### What to produce
Write out each record below exactly as it appears, with no pictures.

>> begin Input rows

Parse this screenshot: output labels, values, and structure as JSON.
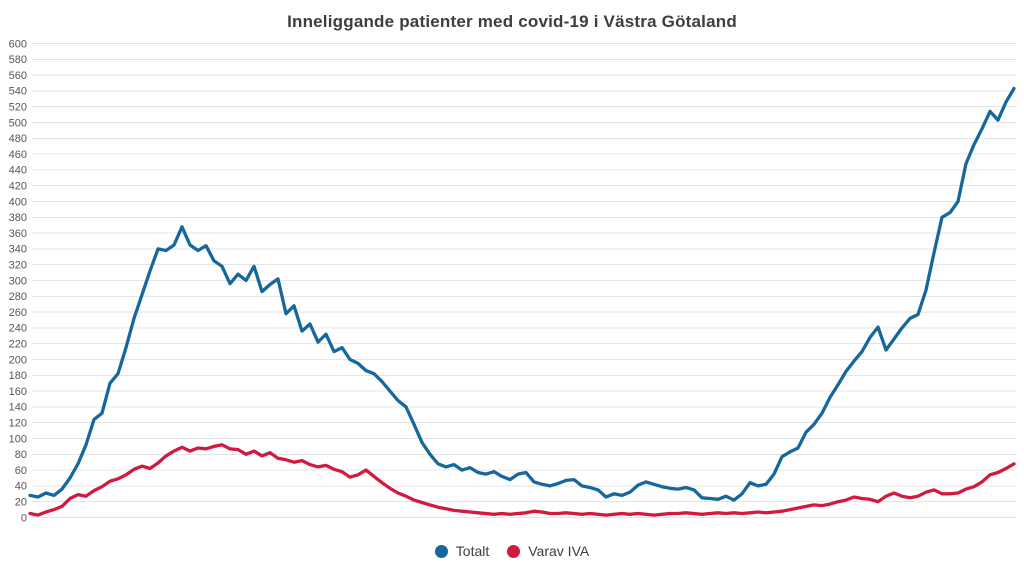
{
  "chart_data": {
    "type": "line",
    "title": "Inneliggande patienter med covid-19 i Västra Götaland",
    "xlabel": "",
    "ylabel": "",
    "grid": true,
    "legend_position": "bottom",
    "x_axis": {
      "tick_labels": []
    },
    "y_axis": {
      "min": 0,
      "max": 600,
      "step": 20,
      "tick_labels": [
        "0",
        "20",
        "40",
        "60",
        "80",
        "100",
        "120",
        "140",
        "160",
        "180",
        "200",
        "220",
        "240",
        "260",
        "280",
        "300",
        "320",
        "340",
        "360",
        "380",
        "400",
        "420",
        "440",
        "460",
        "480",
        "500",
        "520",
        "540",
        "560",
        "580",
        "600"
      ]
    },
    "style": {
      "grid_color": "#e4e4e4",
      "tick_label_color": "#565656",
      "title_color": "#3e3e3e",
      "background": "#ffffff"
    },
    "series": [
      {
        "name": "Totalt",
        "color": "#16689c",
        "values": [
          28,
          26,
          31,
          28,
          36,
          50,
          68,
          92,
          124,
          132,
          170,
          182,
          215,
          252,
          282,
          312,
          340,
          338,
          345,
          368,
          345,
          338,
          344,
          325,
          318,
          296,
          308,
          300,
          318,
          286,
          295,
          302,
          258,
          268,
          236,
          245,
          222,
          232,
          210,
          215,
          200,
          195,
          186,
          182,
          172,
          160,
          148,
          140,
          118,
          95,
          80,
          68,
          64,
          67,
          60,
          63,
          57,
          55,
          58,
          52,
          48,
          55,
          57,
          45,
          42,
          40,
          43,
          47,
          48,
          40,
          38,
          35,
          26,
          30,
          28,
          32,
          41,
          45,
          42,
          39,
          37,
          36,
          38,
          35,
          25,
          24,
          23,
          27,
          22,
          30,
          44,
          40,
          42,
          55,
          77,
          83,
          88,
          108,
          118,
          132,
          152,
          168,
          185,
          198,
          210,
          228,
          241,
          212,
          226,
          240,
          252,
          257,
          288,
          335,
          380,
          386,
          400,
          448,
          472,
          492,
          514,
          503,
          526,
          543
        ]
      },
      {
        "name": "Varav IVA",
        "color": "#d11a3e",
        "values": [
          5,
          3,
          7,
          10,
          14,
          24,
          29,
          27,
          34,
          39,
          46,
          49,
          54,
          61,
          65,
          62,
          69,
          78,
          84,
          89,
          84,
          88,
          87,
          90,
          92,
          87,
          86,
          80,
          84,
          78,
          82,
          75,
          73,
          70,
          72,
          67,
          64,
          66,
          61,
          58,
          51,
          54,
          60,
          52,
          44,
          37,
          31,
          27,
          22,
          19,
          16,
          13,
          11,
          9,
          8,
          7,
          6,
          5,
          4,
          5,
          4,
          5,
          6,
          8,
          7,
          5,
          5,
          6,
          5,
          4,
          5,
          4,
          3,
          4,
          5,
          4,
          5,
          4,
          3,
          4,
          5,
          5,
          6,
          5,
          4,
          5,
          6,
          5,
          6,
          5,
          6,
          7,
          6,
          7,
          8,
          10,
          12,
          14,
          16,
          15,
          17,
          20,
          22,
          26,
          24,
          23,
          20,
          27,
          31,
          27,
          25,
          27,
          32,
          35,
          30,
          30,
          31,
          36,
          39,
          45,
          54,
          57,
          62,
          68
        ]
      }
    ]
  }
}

>> end Input rows

### Output of the task
Parse this screenshot: output labels, values, and structure as JSON.
{
  "chart_data": {
    "type": "line",
    "title": "Inneliggande patienter med covid-19 i Västra Götaland",
    "xlabel": "",
    "ylabel": "",
    "grid": true,
    "legend_position": "bottom",
    "x_axis": {
      "tick_labels": []
    },
    "y_axis": {
      "min": 0,
      "max": 600,
      "step": 20,
      "tick_labels": [
        "0",
        "20",
        "40",
        "60",
        "80",
        "100",
        "120",
        "140",
        "160",
        "180",
        "200",
        "220",
        "240",
        "260",
        "280",
        "300",
        "320",
        "340",
        "360",
        "380",
        "400",
        "420",
        "440",
        "460",
        "480",
        "500",
        "520",
        "540",
        "560",
        "580",
        "600"
      ]
    },
    "style": {
      "grid_color": "#e4e4e4",
      "tick_label_color": "#565656",
      "title_color": "#3e3e3e",
      "background": "#ffffff"
    },
    "series": [
      {
        "name": "Totalt",
        "color": "#16689c",
        "values": [
          28,
          26,
          31,
          28,
          36,
          50,
          68,
          92,
          124,
          132,
          170,
          182,
          215,
          252,
          282,
          312,
          340,
          338,
          345,
          368,
          345,
          338,
          344,
          325,
          318,
          296,
          308,
          300,
          318,
          286,
          295,
          302,
          258,
          268,
          236,
          245,
          222,
          232,
          210,
          215,
          200,
          195,
          186,
          182,
          172,
          160,
          148,
          140,
          118,
          95,
          80,
          68,
          64,
          67,
          60,
          63,
          57,
          55,
          58,
          52,
          48,
          55,
          57,
          45,
          42,
          40,
          43,
          47,
          48,
          40,
          38,
          35,
          26,
          30,
          28,
          32,
          41,
          45,
          42,
          39,
          37,
          36,
          38,
          35,
          25,
          24,
          23,
          27,
          22,
          30,
          44,
          40,
          42,
          55,
          77,
          83,
          88,
          108,
          118,
          132,
          152,
          168,
          185,
          198,
          210,
          228,
          241,
          212,
          226,
          240,
          252,
          257,
          288,
          335,
          380,
          386,
          400,
          448,
          472,
          492,
          514,
          503,
          526,
          543
        ]
      },
      {
        "name": "Varav IVA",
        "color": "#d11a3e",
        "values": [
          5,
          3,
          7,
          10,
          14,
          24,
          29,
          27,
          34,
          39,
          46,
          49,
          54,
          61,
          65,
          62,
          69,
          78,
          84,
          89,
          84,
          88,
          87,
          90,
          92,
          87,
          86,
          80,
          84,
          78,
          82,
          75,
          73,
          70,
          72,
          67,
          64,
          66,
          61,
          58,
          51,
          54,
          60,
          52,
          44,
          37,
          31,
          27,
          22,
          19,
          16,
          13,
          11,
          9,
          8,
          7,
          6,
          5,
          4,
          5,
          4,
          5,
          6,
          8,
          7,
          5,
          5,
          6,
          5,
          4,
          5,
          4,
          3,
          4,
          5,
          4,
          5,
          4,
          3,
          4,
          5,
          5,
          6,
          5,
          4,
          5,
          6,
          5,
          6,
          5,
          6,
          7,
          6,
          7,
          8,
          10,
          12,
          14,
          16,
          15,
          17,
          20,
          22,
          26,
          24,
          23,
          20,
          27,
          31,
          27,
          25,
          27,
          32,
          35,
          30,
          30,
          31,
          36,
          39,
          45,
          54,
          57,
          62,
          68
        ]
      }
    ]
  }
}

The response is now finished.